§ YOUR INSTRUCTIONS
Return every record below exactly as written, but leave out the pictures.

§ DATASET RECORDS
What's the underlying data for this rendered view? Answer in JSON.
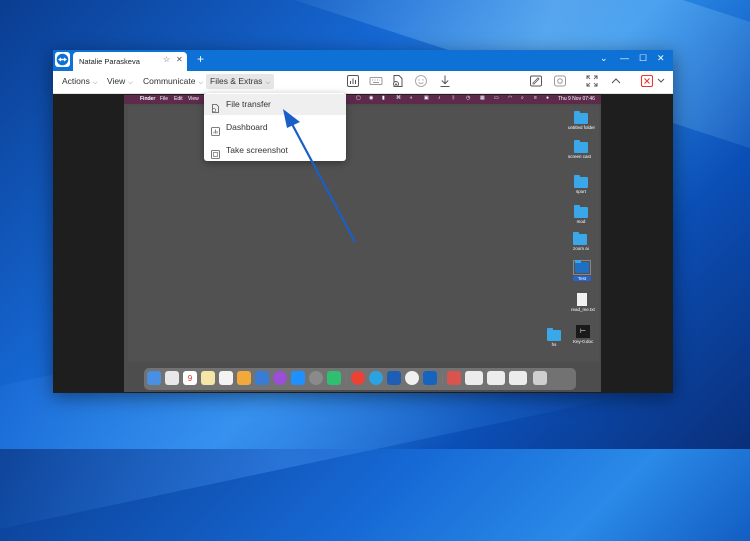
{
  "titlebar": {
    "tab_title": "Natalie Paraskeva",
    "tab_star": "☆",
    "tab_close": "✕",
    "new_tab": "+",
    "controls": [
      "⌄",
      "—",
      "☐",
      "✕"
    ]
  },
  "toolbar": {
    "menus": [
      {
        "label": "Actions"
      },
      {
        "label": "View"
      },
      {
        "label": "Communicate"
      },
      {
        "label": "Files & Extras",
        "active": true
      }
    ],
    "chevron": "⌵"
  },
  "dropdown": {
    "items": [
      {
        "label": "File transfer",
        "icon": "file-transfer-icon",
        "hover": true
      },
      {
        "label": "Dashboard",
        "icon": "dashboard-icon"
      },
      {
        "label": "Take screenshot",
        "icon": "screenshot-icon"
      }
    ]
  },
  "remote": {
    "menubar": {
      "apple": "",
      "items": [
        "Finder",
        "File",
        "Edit",
        "View"
      ],
      "clock": "Thu 9 Nov  07:46"
    },
    "desktop_icons": [
      {
        "label": "untitled folder",
        "type": "folder"
      },
      {
        "label": "screen cast",
        "type": "folder"
      },
      {
        "label": "sport",
        "type": "folder"
      },
      {
        "label": "mod",
        "type": "folder"
      },
      {
        "label": "zoom ai",
        "type": "folder"
      },
      {
        "label": "Test",
        "type": "folder-selected"
      },
      {
        "label": "read_me.txt",
        "type": "file"
      },
      {
        "label": "Key-0.doc",
        "type": "file-dark"
      },
      {
        "label": "hs",
        "type": "folder"
      }
    ],
    "dock_calendar_day": "9"
  },
  "colors": {
    "titlebar": "#0e71d6",
    "accent": "#1565c0",
    "arrow": "#1a5fc7",
    "mac_menubar": "#5d2a4c",
    "folder": "#3aa8e8",
    "close_red": "#e53935"
  }
}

§ ANSWER TO THIS EXERCISE
What's the underlying data for this rendered view? Answer in JSON.
{
  "titlebar": {
    "tab_title": "Natalie Paraskeva",
    "tab_star": "☆",
    "tab_close": "✕",
    "new_tab": "+",
    "controls": [
      "⌄",
      "—",
      "☐",
      "✕"
    ]
  },
  "toolbar": {
    "menus": [
      {
        "label": "Actions"
      },
      {
        "label": "View"
      },
      {
        "label": "Communicate"
      },
      {
        "label": "Files & Extras",
        "active": true
      }
    ],
    "chevron": "⌵"
  },
  "dropdown": {
    "items": [
      {
        "label": "File transfer",
        "icon": "file-transfer-icon",
        "hover": true
      },
      {
        "label": "Dashboard",
        "icon": "dashboard-icon"
      },
      {
        "label": "Take screenshot",
        "icon": "screenshot-icon"
      }
    ]
  },
  "remote": {
    "menubar": {
      "apple": "",
      "items": [
        "Finder",
        "File",
        "Edit",
        "View"
      ],
      "clock": "Thu 9 Nov  07:46"
    },
    "desktop_icons": [
      {
        "label": "untitled folder",
        "type": "folder"
      },
      {
        "label": "screen cast",
        "type": "folder"
      },
      {
        "label": "sport",
        "type": "folder"
      },
      {
        "label": "mod",
        "type": "folder"
      },
      {
        "label": "zoom ai",
        "type": "folder"
      },
      {
        "label": "Test",
        "type": "folder-selected"
      },
      {
        "label": "read_me.txt",
        "type": "file"
      },
      {
        "label": "Key-0.doc",
        "type": "file-dark"
      },
      {
        "label": "hs",
        "type": "folder"
      }
    ],
    "dock_calendar_day": "9"
  },
  "colors": {
    "titlebar": "#0e71d6",
    "accent": "#1565c0",
    "arrow": "#1a5fc7",
    "mac_menubar": "#5d2a4c",
    "folder": "#3aa8e8",
    "close_red": "#e53935"
  }
}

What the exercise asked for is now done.